### Task to carry out
Repeat what the lines below say, word for word, and skip every image.

### Supplied data
* * * * * * *

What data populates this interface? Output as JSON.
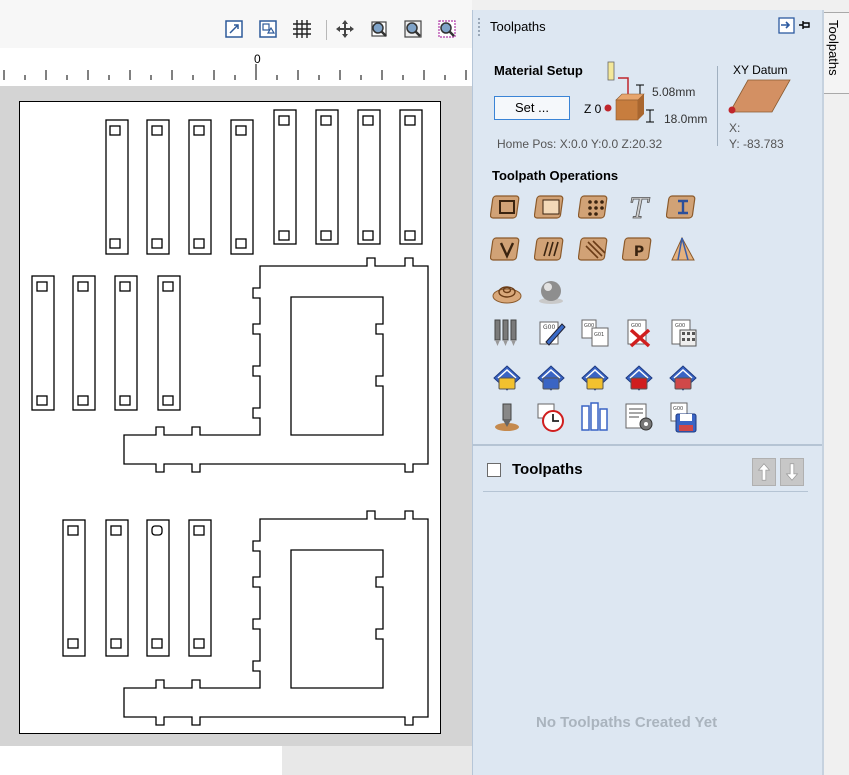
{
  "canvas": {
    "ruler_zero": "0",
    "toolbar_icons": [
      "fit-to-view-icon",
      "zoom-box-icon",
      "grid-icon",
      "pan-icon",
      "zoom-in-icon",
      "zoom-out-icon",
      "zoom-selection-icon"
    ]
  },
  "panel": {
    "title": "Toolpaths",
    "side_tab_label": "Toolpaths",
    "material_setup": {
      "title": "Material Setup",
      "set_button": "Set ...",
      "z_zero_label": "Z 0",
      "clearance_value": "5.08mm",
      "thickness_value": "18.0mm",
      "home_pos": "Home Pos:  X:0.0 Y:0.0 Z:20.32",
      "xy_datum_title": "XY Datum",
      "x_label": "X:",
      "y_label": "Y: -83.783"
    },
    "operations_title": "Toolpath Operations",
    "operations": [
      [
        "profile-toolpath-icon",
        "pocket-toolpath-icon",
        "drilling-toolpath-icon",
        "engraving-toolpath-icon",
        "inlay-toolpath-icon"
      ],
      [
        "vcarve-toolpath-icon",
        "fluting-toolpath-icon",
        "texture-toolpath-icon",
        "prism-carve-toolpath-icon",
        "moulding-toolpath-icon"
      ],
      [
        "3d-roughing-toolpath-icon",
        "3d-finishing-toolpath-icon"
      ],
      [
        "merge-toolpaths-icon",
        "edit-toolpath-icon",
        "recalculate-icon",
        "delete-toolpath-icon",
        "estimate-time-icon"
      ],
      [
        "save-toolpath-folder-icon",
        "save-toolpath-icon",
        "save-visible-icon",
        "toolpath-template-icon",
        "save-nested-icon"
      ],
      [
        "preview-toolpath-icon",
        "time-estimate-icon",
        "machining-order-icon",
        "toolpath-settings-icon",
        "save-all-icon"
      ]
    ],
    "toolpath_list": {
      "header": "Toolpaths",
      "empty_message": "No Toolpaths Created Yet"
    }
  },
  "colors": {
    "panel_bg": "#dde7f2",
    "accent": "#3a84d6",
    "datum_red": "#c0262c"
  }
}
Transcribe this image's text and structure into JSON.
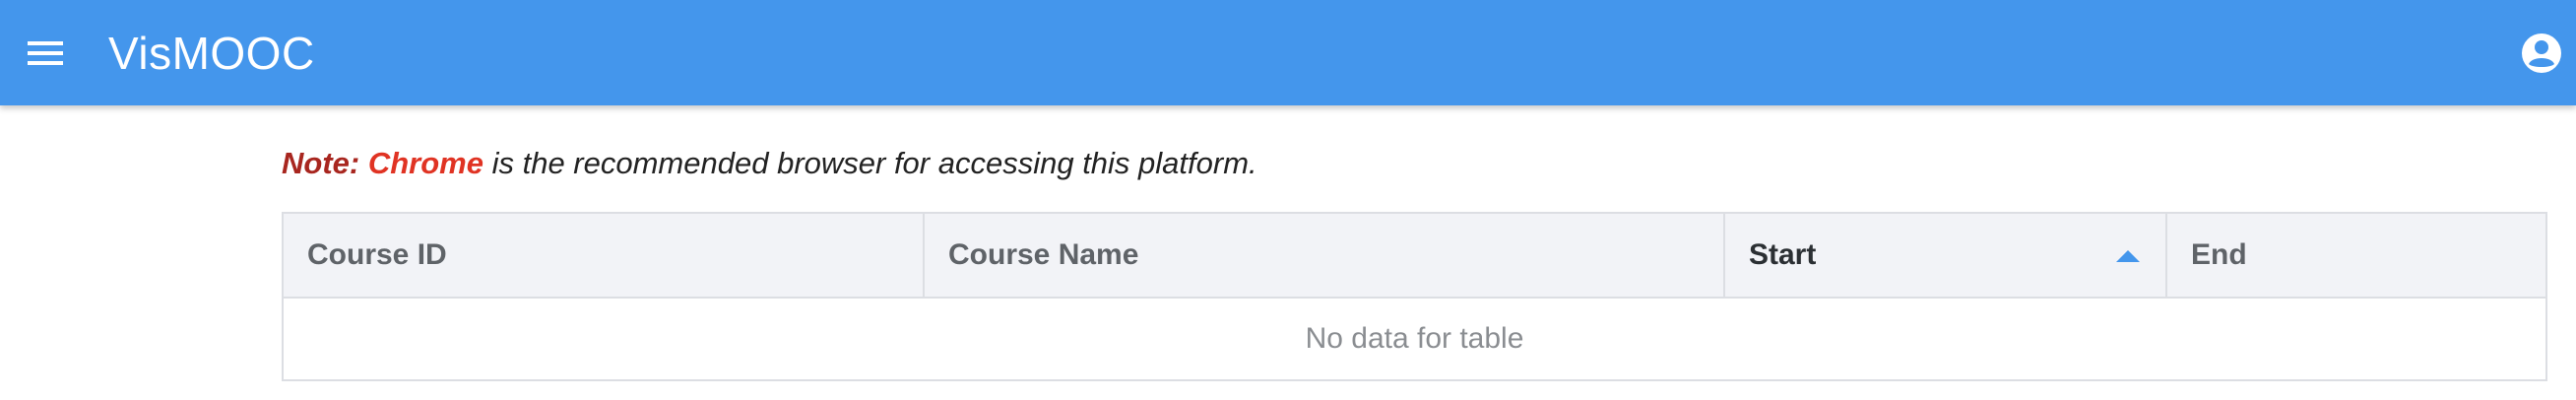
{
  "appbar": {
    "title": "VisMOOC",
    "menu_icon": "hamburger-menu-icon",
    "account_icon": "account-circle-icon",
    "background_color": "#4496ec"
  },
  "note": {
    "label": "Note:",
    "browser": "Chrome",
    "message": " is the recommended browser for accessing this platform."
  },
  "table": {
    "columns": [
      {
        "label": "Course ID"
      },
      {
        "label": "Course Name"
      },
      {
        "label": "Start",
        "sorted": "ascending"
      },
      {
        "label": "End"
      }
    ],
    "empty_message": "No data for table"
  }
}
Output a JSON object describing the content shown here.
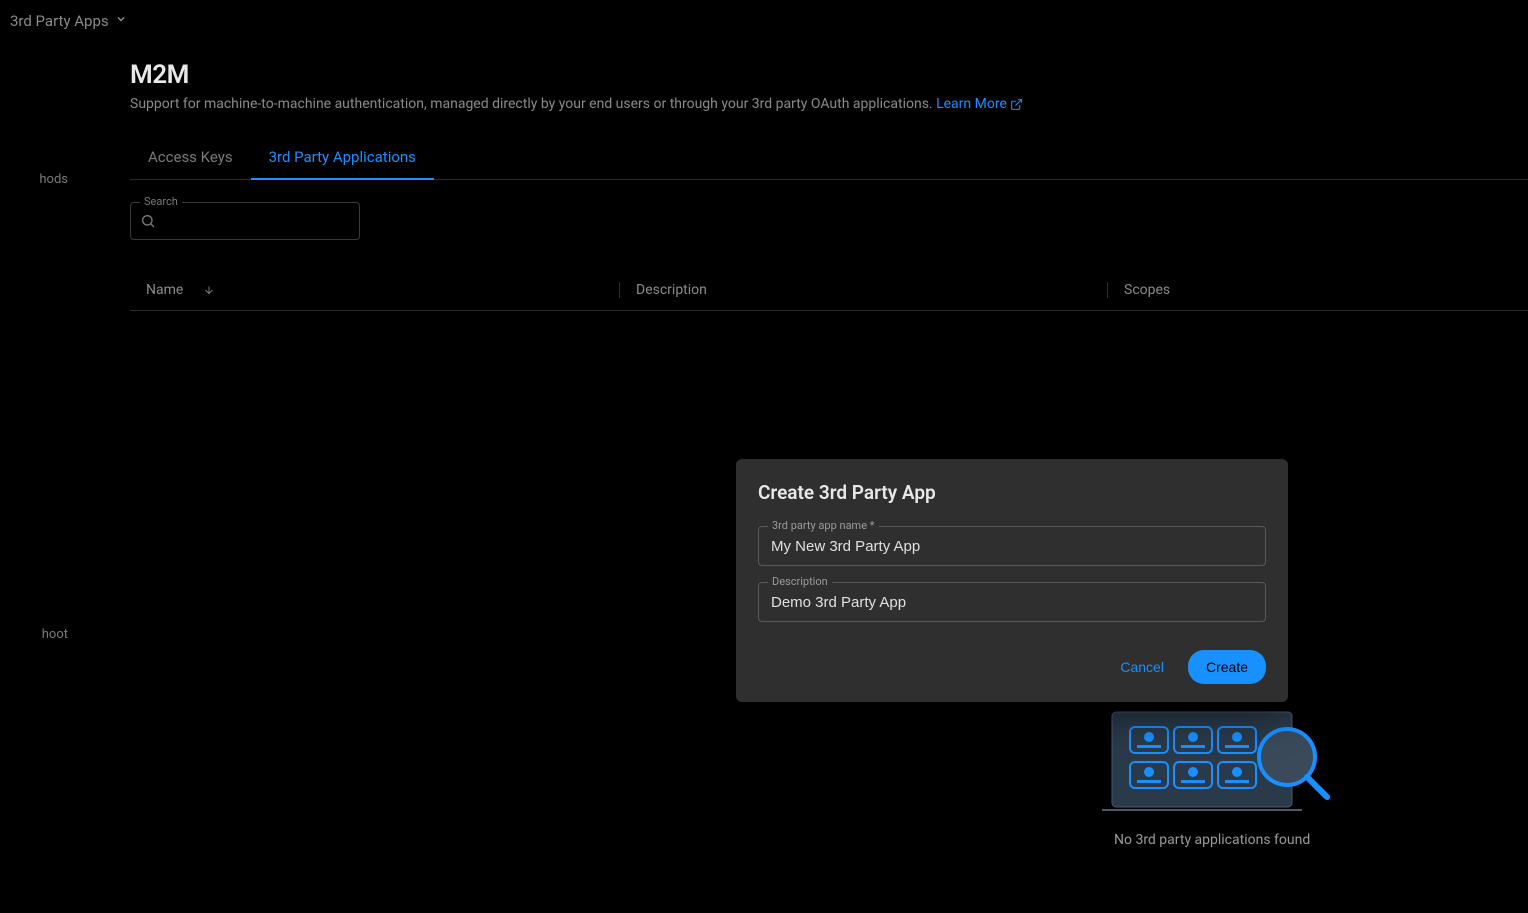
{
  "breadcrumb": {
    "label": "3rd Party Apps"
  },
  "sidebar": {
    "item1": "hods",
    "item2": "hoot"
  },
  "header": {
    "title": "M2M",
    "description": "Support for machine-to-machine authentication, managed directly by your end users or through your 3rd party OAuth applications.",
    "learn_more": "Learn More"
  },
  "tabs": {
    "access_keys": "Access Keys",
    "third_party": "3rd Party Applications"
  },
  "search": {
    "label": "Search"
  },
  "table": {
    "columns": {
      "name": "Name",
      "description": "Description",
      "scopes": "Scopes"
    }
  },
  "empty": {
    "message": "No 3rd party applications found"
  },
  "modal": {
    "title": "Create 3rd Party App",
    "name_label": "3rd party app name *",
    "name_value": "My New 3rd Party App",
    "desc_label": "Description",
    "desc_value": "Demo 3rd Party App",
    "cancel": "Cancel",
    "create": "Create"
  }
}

* * * * * * *

### Expected output
What data populates this interface? Output as JSON.
{
  "canvas": {
    "ruler_zero": "0",
    "toolbar_icons": [
      "fit-to-view-icon",
      "zoom-box-icon",
      "grid-icon",
      "pan-icon",
      "zoom-in-icon",
      "zoom-out-icon",
      "zoom-selection-icon"
    ]
  },
  "panel": {
    "title": "Toolpaths",
    "side_tab_label": "Toolpaths",
    "material_setup": {
      "title": "Material Setup",
      "set_button": "Set ...",
      "z_zero_label": "Z 0",
      "clearance_value": "5.08mm",
      "thickness_value": "18.0mm",
      "home_pos": "Home Pos:  X:0.0 Y:0.0 Z:20.32",
      "xy_datum_title": "XY Datum",
      "x_label": "X:",
      "y_label": "Y: -83.783"
    },
    "operations_title": "Toolpath Operations",
    "operations": [
      [
        "profile-toolpath-icon",
        "pocket-toolpath-icon",
        "drilling-toolpath-icon",
        "engraving-toolpath-icon",
        "inlay-toolpath-icon"
      ],
      [
        "vcarve-toolpath-icon",
        "fluting-toolpath-icon",
        "texture-toolpath-icon",
        "prism-carve-toolpath-icon",
        "moulding-toolpath-icon"
      ],
      [
        "3d-roughing-toolpath-icon",
        "3d-finishing-toolpath-icon"
      ],
      [
        "merge-toolpaths-icon",
        "edit-toolpath-icon",
        "recalculate-icon",
        "delete-toolpath-icon",
        "estimate-time-icon"
      ],
      [
        "save-toolpath-folder-icon",
        "save-toolpath-icon",
        "save-visible-icon",
        "toolpath-template-icon",
        "save-nested-icon"
      ],
      [
        "preview-toolpath-icon",
        "time-estimate-icon",
        "machining-order-icon",
        "toolpath-settings-icon",
        "save-all-icon"
      ]
    ],
    "toolpath_list": {
      "header": "Toolpaths",
      "empty_message": "No Toolpaths Created Yet"
    }
  },
  "colors": {
    "panel_bg": "#dde7f2",
    "accent": "#3a84d6",
    "datum_red": "#c0262c"
  }
}
Transcribe this image's text and structure into JSON.
{
  "appbar": {
    "title": "VisMOOC",
    "menu_icon": "hamburger-menu-icon",
    "account_icon": "account-circle-icon",
    "background_color": "#4496ec"
  },
  "note": {
    "label": "Note:",
    "browser": "Chrome",
    "message": " is the recommended browser for accessing this platform."
  },
  "table": {
    "columns": [
      {
        "label": "Course ID"
      },
      {
        "label": "Course Name"
      },
      {
        "label": "Start",
        "sorted": "ascending"
      },
      {
        "label": "End"
      }
    ],
    "empty_message": "No data for table"
  }
}
Output a JSON object describing the content shown here.
{
  "breadcrumb": {
    "label": "3rd Party Apps"
  },
  "sidebar": {
    "item1": "hods",
    "item2": "hoot"
  },
  "header": {
    "title": "M2M",
    "description": "Support for machine-to-machine authentication, managed directly by your end users or through your 3rd party OAuth applications.",
    "learn_more": "Learn More"
  },
  "tabs": {
    "access_keys": "Access Keys",
    "third_party": "3rd Party Applications"
  },
  "search": {
    "label": "Search"
  },
  "table": {
    "columns": {
      "name": "Name",
      "description": "Description",
      "scopes": "Scopes"
    }
  },
  "empty": {
    "message": "No 3rd party applications found"
  },
  "modal": {
    "title": "Create 3rd Party App",
    "name_label": "3rd party app name *",
    "name_value": "My New 3rd Party App",
    "desc_label": "Description",
    "desc_value": "Demo 3rd Party App",
    "cancel": "Cancel",
    "create": "Create"
  }
}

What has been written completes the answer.